> **WHAT THIS TASK INVOLVES**:
Continue the text about the boat builder Montgomery Marine Products, starting from where it stops.

Montgomery Marine Products was an American boat builder based in Dana Point, California. The company specialized in the design and manufacture of fiberglass sailboats.

The company was founded by Jerry Montgomery in 1969.

History
The first design produced was the Montgomery 12 a sailing dinghy introduced in 1972. The largest boat built was the Lyle Hess-designed Montgomery 23. Reviewer Steve Henkel reported in 2010 that the company's quality of workmanship was "fairly high" and "above average" with a "good level of attention to detail". He described the 23 as "admirably shippy". The final design, the 1980 Montgomery 15, Henkel described as "graceful".

> **RECORD EXTRACTS**:
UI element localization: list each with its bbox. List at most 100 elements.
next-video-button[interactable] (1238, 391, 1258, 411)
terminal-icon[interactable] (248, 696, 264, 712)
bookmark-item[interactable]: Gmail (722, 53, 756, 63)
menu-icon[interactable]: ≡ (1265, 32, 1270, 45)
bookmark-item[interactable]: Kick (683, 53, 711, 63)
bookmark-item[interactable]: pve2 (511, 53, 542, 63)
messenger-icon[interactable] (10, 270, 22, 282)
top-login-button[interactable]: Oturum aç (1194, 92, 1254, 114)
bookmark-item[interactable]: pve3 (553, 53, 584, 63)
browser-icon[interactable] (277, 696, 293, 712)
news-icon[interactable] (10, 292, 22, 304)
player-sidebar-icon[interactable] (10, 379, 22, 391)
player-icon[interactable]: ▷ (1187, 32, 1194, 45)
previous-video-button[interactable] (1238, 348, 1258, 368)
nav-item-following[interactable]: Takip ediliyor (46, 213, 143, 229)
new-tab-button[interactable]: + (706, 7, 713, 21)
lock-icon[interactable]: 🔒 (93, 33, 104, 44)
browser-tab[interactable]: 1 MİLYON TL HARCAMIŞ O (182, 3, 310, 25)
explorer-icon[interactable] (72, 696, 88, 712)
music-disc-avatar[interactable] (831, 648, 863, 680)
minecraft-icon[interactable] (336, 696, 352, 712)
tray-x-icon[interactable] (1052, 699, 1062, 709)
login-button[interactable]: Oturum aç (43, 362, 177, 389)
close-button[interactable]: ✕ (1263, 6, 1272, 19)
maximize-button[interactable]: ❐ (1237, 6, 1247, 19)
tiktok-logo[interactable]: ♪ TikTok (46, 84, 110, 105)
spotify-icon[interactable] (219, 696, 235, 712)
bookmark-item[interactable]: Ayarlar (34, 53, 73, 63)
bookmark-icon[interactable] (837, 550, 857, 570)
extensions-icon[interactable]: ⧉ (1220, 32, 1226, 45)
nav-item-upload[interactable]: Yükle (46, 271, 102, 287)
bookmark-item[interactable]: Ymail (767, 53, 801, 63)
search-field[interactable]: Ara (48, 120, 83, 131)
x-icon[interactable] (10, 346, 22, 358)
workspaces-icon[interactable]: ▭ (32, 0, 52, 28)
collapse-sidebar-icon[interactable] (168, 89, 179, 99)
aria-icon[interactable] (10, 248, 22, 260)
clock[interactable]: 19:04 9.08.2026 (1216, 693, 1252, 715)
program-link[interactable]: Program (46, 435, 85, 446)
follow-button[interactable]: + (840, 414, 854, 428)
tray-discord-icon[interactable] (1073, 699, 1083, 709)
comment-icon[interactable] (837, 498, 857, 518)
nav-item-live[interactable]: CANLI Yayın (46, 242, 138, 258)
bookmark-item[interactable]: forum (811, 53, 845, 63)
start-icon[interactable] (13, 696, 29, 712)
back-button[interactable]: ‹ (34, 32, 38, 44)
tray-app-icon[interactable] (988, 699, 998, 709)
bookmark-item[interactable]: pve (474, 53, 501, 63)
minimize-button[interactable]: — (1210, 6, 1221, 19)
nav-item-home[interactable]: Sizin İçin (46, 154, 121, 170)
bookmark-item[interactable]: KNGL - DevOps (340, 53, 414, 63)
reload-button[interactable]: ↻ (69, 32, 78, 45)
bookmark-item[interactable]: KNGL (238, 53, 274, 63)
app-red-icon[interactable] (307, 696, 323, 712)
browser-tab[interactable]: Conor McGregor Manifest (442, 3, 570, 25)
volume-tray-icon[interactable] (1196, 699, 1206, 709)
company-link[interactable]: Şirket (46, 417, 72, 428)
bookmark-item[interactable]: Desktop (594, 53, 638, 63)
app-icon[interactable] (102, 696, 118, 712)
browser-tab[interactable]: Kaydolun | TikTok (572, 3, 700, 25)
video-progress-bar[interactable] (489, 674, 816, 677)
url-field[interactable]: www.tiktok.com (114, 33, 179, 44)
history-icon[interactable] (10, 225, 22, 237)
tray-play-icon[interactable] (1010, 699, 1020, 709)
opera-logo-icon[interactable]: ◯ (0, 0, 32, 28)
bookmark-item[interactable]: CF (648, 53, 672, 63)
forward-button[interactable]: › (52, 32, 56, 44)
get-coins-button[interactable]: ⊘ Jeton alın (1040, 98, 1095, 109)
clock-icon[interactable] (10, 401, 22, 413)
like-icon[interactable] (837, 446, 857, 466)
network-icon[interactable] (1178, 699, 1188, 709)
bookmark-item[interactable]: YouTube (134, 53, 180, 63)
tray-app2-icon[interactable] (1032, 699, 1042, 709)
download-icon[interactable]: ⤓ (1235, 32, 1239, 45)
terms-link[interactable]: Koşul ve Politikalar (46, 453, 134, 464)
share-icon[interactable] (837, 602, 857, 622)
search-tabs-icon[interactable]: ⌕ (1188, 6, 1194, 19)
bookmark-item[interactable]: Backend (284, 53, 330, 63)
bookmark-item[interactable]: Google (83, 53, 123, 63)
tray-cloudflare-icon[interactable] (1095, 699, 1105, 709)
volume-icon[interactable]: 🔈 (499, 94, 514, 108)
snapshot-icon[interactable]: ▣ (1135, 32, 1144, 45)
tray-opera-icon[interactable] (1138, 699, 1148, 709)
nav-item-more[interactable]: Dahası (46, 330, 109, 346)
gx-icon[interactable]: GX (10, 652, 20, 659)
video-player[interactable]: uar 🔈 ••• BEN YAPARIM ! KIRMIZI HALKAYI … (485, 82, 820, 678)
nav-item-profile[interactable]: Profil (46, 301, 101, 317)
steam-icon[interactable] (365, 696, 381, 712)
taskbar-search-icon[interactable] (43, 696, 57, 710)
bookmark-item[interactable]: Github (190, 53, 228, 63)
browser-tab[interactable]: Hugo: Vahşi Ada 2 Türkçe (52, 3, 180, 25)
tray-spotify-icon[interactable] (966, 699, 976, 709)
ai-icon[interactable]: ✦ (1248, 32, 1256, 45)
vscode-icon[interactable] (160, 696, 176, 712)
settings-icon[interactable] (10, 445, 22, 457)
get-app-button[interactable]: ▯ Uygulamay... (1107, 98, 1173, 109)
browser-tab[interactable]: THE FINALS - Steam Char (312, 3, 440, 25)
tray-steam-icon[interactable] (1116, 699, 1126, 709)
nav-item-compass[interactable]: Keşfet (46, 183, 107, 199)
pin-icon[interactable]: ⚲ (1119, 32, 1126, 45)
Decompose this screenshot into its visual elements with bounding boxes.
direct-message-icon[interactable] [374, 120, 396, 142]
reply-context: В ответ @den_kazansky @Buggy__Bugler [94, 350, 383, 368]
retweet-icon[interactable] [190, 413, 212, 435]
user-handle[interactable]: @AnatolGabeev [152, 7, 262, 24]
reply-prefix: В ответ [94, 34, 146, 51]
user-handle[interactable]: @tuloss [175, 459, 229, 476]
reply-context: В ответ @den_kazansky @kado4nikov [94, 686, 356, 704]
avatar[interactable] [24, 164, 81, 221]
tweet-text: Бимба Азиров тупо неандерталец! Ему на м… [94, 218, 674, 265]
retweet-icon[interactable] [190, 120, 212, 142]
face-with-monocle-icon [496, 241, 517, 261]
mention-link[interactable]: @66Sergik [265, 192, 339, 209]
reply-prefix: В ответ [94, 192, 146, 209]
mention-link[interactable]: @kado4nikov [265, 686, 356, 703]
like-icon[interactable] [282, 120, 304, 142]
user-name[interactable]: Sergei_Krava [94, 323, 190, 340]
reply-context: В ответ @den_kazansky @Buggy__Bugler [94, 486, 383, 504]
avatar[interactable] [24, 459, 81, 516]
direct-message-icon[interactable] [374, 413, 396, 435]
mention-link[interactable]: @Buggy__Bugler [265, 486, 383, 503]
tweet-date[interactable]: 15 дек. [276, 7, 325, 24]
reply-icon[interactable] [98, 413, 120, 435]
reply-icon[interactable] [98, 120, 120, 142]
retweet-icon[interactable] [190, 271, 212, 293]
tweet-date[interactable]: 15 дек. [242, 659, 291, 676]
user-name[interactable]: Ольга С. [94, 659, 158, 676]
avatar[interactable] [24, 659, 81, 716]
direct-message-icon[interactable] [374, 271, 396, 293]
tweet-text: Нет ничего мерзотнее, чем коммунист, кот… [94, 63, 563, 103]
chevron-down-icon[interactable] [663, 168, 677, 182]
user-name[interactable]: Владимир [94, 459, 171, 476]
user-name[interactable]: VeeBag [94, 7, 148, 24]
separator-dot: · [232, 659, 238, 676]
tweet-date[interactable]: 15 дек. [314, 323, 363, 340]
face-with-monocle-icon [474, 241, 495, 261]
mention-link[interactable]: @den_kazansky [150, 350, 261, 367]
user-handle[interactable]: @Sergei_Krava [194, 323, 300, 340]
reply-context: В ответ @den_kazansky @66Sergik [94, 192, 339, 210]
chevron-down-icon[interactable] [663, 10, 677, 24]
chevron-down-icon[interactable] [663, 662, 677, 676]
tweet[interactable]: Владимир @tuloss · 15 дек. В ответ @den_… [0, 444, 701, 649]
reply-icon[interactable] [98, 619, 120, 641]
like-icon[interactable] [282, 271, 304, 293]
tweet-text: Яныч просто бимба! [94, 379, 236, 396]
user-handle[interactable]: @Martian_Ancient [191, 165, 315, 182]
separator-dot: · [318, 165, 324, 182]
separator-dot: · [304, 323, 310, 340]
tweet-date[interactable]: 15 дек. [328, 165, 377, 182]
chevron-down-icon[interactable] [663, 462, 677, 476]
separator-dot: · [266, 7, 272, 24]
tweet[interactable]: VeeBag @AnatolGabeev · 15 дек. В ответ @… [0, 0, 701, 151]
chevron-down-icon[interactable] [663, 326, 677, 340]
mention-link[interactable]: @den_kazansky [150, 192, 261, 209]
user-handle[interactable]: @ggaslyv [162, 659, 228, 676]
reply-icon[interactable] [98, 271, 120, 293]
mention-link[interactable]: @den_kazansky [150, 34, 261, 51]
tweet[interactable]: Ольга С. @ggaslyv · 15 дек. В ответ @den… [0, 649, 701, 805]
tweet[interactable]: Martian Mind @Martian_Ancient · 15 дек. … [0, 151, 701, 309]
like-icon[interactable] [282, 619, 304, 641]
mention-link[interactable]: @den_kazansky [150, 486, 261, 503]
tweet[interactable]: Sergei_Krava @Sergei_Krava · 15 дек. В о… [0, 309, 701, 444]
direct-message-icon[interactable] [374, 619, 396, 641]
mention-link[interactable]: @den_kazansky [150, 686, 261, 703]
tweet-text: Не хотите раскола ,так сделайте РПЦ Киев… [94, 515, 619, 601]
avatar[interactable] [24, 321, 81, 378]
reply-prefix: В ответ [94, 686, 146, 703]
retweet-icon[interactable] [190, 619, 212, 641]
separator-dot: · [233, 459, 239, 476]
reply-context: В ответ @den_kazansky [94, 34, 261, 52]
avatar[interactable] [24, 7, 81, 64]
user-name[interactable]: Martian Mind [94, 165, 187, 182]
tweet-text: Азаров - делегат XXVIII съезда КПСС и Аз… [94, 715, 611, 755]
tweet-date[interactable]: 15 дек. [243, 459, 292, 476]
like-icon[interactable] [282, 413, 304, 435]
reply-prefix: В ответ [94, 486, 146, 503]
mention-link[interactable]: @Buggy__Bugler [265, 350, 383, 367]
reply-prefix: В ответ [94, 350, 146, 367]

> **ANSWER FOR THE TASK**:
The company ceased operations in 1995, although many of its designs were taken up by other companies, in particular Nor'Sea Yachts and Montgomery Boats. Jerry Montgomery went on to form a sailboat rigging, racing kayak and outrigger canoe design company, which is now no longer in business. He also designed the Sage 17 for Sage Marine in 2009-2010.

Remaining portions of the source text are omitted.